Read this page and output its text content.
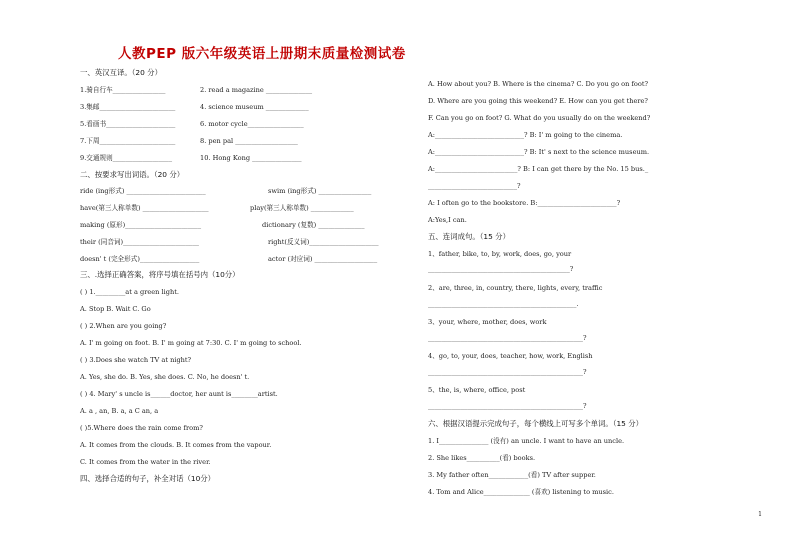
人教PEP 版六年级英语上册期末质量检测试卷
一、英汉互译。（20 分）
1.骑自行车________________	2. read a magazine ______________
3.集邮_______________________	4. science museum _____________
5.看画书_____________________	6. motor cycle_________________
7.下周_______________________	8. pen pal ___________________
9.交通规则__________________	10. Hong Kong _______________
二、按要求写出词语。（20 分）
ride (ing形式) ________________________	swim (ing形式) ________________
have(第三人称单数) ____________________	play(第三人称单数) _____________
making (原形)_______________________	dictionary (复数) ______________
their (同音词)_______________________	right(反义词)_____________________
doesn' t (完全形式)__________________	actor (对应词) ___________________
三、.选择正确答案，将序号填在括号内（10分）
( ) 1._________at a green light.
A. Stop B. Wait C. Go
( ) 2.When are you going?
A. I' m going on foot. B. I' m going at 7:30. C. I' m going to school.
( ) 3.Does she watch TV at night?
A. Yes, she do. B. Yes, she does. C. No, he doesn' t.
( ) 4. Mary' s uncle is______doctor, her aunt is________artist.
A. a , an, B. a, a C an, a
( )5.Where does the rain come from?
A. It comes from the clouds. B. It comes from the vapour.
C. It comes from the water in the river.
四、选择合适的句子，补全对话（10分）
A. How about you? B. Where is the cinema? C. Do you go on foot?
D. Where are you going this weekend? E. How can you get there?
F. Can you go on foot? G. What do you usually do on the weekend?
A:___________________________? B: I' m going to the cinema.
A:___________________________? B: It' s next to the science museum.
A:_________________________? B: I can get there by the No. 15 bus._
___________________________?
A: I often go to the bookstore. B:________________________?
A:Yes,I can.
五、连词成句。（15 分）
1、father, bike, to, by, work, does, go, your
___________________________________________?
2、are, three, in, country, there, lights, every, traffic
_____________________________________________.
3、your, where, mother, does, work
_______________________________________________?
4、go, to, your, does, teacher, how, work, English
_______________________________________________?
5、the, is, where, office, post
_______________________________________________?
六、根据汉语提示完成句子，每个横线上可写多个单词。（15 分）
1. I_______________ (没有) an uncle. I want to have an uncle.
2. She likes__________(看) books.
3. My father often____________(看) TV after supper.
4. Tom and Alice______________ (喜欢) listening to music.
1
──────
[WHAT THE TASK ASKS]: Transcribe the material exactly, leaving every picture out.

[RESULT OF THIS EXERCISE]:
Read this page and output its text content.
人教PEP 版六年级英语上册期末质量检测试卷
一、英汉互译。（20 分）
1.骑自行车________________	2. read a magazine ______________
3.集邮_______________________	4. science museum _____________
5.看画书_____________________	6. motor cycle_________________
7.下周_______________________	8. pen pal ___________________
9.交通规则__________________	10. Hong Kong _______________
二、按要求写出词语。（20 分）
ride (ing形式) ________________________	swim (ing形式) ________________
have(第三人称单数) ____________________	play(第三人称单数) _____________
making (原形)_______________________	dictionary (复数) ______________
their (同音词)_______________________	right(反义词)_____________________
doesn' t (完全形式)__________________	actor (对应词) ___________________
三、.选择正确答案，将序号填在括号内（10分）
( ) 1._________at a green light.
A. Stop B. Wait C. Go
( ) 2.When are you going?
A. I' m going on foot. B. I' m going at 7:30. C. I' m going to school.
( ) 3.Does she watch TV at night?
A. Yes, she do. B. Yes, she does. C. No, he doesn' t.
( ) 4. Mary' s uncle is______doctor, her aunt is________artist.
A. a , an, B. a, a C an, a
( )5.Where does the rain come from?
A. It comes from the clouds. B. It comes from the vapour.
C. It comes from the water in the river.
四、选择合适的句子，补全对话（10分）
A. How about you? B. Where is the cinema? C. Do you go on foot?
D. Where are you going this weekend? E. How can you get there?
F. Can you go on foot? G. What do you usually do on the weekend?
A:___________________________? B: I' m going to the cinema.
A:___________________________? B: It' s next to the science museum.
A:_________________________? B: I can get there by the No. 15 bus._
___________________________?
A: I often go to the bookstore. B:________________________?
A:Yes,I can.
五、连词成句。（15 分）
1、father, bike, to, by, work, does, go, your
___________________________________________?
2、are, three, in, country, there, lights, every, traffic
_____________________________________________.
3、your, where, mother, does, work
_______________________________________________?
4、go, to, your, does, teacher, how, work, English
_______________________________________________?
5、the, is, where, office, post
_______________________________________________?
六、根据汉语提示完成句子，每个横线上可写多个单词。（15 分）
1. I_______________ (没有) an uncle. I want to have an uncle.
2. She likes__________(看) books.
3. My father often____________(看) TV after supper.
4. Tom and Alice______________ (喜欢) listening to music.
1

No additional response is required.